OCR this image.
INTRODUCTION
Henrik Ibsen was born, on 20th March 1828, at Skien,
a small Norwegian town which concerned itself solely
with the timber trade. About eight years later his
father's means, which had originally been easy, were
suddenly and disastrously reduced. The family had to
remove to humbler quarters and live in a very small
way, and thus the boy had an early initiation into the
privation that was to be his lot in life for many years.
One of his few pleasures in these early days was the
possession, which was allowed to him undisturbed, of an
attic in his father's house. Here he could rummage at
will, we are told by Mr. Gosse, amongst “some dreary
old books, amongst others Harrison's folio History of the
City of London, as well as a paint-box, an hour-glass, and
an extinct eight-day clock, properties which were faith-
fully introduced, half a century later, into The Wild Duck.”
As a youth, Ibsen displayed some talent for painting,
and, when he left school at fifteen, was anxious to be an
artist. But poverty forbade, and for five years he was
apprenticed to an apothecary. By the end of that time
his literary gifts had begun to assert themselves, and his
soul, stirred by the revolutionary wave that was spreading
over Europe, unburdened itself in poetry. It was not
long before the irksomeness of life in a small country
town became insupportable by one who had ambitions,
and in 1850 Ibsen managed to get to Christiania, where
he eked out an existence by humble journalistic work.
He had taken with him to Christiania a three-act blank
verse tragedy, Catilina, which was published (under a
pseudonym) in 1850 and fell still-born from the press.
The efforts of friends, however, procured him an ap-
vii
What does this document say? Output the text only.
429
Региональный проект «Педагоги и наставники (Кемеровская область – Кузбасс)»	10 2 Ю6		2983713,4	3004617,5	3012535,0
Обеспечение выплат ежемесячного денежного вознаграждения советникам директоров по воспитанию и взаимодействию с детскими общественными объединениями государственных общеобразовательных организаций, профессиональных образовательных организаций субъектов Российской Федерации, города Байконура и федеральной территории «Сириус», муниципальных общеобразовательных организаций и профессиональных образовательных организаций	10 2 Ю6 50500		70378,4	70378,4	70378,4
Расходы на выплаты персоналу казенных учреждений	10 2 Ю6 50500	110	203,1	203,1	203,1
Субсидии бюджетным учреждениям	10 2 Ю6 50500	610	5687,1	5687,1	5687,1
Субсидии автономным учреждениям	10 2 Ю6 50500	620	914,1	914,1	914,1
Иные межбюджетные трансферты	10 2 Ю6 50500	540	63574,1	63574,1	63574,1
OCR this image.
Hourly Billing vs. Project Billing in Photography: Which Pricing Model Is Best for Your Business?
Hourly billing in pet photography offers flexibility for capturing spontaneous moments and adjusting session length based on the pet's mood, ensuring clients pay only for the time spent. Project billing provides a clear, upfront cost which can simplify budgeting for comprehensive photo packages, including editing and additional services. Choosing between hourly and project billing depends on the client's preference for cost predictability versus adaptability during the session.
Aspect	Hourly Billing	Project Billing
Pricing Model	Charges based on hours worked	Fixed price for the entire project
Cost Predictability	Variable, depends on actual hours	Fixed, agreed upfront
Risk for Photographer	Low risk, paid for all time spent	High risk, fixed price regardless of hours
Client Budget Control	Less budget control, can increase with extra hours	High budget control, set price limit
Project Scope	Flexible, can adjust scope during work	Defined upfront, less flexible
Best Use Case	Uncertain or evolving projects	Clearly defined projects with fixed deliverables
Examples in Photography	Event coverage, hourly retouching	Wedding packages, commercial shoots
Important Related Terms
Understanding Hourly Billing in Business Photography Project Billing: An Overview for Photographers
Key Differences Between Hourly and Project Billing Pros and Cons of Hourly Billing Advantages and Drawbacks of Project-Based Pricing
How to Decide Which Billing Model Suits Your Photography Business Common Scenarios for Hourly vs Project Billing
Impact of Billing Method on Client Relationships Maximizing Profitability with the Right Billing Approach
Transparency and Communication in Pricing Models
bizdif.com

━━━━

== TASK ==
For each line above that contains the word "учреждениям", copy that line.

== FINAL RESULT ==
Субсидии бюджетным учреждениям	10 2 Ю6 50500	610	5687,1	5687,1	5687,1
Субсидии автономным учреждениям	10 2 Ю6 50500	620	914,1	914,1	914,1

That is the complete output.